**What the exercise asks:**
All lines of the entries with "hours" in them must be listed.

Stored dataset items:
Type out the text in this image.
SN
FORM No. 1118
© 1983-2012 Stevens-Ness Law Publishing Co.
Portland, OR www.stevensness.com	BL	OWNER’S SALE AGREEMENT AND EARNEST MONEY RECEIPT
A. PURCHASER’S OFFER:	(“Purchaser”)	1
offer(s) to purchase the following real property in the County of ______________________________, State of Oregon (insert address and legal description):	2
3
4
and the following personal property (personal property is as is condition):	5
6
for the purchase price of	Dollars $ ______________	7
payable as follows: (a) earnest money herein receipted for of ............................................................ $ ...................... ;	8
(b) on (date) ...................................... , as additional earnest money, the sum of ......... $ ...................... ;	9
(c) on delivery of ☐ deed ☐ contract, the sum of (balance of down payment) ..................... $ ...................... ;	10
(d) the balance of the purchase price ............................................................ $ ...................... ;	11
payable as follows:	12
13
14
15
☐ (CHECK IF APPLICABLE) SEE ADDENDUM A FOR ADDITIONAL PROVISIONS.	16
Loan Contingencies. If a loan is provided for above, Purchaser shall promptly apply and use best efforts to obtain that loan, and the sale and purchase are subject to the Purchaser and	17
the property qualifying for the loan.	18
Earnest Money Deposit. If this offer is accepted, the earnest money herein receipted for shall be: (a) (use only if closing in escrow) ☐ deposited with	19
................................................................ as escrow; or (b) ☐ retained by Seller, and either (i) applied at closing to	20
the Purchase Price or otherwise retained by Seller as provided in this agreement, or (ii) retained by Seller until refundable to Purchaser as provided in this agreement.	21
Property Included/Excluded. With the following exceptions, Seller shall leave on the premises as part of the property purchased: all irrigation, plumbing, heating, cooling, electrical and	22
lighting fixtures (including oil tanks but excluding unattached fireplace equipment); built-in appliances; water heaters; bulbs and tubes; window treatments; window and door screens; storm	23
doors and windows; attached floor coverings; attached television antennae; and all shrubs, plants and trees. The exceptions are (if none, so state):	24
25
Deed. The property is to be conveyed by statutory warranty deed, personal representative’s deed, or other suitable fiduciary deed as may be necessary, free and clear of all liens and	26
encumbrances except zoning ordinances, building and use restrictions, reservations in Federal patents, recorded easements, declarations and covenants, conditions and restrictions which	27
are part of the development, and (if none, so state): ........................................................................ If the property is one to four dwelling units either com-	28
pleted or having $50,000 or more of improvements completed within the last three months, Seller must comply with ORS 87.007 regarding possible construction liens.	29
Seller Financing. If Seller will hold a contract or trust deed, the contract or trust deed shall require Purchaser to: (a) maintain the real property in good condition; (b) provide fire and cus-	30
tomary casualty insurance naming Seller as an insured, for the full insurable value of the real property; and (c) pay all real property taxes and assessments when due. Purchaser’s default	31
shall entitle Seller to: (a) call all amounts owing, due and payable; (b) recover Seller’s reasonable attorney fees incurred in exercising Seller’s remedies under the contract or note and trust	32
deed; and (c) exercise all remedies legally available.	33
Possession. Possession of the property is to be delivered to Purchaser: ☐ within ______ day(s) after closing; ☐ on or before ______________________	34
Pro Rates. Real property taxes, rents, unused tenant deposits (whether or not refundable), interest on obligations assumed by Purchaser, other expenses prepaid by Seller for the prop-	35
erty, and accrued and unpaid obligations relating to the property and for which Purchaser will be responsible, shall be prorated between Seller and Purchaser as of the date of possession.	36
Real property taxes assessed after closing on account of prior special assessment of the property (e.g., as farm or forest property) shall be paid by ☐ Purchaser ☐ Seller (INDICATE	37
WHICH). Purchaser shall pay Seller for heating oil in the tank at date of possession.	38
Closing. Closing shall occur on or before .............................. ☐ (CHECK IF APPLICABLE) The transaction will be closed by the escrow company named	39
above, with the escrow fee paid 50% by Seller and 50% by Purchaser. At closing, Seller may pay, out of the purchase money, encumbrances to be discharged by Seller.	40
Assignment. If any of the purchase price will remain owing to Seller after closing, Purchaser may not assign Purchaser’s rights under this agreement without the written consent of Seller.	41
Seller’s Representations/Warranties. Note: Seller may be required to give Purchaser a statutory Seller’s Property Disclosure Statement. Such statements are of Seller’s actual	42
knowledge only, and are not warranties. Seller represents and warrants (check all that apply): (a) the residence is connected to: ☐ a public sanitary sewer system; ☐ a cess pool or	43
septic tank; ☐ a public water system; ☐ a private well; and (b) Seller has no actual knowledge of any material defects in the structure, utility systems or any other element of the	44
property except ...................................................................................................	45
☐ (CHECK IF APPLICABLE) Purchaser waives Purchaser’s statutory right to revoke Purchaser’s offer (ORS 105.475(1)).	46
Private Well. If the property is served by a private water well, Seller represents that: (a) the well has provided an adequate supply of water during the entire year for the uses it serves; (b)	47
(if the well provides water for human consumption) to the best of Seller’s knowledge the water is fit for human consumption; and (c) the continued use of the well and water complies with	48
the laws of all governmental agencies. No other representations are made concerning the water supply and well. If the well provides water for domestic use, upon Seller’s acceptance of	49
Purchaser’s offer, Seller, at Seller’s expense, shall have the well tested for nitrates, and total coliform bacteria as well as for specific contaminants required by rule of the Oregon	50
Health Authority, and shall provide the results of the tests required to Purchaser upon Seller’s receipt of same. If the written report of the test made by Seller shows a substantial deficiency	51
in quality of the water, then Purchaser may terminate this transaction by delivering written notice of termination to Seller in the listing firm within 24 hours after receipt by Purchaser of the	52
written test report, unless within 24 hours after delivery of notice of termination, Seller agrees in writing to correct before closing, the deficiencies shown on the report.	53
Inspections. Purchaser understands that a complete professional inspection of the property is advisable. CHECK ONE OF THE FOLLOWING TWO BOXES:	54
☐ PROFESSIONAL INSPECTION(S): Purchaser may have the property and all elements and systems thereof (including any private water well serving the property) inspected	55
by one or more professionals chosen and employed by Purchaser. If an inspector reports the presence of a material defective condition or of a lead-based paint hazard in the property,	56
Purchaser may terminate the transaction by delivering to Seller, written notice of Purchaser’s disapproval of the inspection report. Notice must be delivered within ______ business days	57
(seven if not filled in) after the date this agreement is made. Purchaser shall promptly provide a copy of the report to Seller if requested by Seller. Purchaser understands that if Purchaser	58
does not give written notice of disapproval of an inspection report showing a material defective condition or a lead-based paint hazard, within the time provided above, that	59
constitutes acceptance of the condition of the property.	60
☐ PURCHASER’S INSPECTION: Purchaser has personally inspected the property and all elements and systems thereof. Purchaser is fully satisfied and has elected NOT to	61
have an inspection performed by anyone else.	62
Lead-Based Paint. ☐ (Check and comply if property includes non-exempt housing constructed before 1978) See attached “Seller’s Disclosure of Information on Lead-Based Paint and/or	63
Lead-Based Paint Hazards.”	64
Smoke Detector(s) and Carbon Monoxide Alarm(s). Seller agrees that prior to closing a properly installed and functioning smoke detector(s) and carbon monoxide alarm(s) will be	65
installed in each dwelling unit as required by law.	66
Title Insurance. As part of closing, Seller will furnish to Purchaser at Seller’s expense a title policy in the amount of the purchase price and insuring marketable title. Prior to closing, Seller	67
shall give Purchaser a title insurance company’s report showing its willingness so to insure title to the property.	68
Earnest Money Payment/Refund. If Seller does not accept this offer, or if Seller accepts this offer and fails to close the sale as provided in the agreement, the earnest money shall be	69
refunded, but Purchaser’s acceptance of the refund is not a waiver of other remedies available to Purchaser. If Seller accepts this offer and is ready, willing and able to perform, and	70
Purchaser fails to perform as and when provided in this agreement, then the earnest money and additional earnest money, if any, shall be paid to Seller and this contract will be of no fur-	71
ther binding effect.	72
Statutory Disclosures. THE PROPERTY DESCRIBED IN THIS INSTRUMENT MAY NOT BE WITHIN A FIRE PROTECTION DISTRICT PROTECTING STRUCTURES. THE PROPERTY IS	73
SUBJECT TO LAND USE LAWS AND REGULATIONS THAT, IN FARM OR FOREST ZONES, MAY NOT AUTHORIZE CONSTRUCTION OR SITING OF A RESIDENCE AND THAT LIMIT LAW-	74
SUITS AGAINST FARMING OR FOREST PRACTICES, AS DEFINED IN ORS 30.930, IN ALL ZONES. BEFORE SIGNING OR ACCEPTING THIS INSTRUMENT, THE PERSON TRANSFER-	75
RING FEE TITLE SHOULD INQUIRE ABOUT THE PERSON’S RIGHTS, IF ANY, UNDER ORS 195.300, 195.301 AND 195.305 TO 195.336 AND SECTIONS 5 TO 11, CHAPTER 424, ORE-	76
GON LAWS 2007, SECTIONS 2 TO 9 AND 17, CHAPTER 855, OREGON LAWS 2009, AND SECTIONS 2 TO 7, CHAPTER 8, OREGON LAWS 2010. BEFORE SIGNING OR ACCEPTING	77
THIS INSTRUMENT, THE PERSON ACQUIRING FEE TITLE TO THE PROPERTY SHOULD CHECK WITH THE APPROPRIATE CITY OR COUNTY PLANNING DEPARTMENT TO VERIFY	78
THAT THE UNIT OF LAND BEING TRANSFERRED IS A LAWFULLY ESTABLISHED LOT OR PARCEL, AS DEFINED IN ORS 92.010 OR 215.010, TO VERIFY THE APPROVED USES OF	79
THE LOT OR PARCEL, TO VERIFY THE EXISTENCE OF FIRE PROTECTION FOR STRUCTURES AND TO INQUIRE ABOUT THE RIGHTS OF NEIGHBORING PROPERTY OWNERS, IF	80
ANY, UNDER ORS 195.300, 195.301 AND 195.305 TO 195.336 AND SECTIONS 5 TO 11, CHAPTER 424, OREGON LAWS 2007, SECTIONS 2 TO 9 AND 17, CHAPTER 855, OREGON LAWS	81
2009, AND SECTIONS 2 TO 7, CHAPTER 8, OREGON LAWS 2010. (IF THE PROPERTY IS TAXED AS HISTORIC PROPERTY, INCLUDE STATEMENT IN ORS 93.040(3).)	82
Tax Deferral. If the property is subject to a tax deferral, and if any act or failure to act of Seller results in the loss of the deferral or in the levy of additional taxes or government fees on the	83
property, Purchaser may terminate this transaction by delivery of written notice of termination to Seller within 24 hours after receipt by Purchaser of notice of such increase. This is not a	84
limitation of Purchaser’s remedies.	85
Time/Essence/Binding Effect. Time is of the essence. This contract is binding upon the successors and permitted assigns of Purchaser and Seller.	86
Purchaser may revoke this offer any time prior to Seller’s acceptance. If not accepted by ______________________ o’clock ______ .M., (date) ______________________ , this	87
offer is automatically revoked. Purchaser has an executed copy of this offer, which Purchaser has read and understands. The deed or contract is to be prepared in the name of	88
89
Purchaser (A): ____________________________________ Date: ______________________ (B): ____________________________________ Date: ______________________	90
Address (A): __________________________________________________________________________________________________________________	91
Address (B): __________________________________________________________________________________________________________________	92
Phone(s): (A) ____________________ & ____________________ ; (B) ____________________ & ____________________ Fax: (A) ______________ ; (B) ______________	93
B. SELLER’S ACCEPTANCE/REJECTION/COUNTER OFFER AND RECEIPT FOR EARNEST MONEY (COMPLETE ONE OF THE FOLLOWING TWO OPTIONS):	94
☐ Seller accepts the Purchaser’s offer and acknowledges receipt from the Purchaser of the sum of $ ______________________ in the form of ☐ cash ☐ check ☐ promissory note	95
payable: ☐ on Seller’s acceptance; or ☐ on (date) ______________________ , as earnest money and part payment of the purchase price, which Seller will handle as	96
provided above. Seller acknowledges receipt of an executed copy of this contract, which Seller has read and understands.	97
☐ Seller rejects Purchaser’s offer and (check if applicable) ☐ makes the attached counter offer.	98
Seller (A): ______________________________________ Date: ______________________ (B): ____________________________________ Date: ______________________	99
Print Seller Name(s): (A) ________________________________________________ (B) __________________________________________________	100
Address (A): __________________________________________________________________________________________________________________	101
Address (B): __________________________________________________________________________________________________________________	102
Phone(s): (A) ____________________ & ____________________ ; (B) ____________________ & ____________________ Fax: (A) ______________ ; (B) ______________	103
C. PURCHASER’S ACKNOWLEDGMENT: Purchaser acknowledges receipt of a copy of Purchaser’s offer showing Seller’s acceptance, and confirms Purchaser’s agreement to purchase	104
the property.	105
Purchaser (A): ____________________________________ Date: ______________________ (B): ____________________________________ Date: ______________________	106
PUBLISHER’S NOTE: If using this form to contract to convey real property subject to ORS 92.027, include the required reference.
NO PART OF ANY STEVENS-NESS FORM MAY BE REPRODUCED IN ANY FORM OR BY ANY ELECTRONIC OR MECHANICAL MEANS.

**Exercise output:**
in quality of the water, then Purchaser may terminate this transaction by delivering written notice of termination to Seller in the listing firm within 24 hours after receipt by Purchaser of the	52
written test report, unless within 24 hours after delivery of notice of termination, Seller agrees in writing to correct before closing, the deficiencies shown on the report.	53
property, Purchaser may terminate this transaction by delivery of written notice of termination to Seller within 24 hours after receipt by Purchaser of notice of such increase. This is not a	84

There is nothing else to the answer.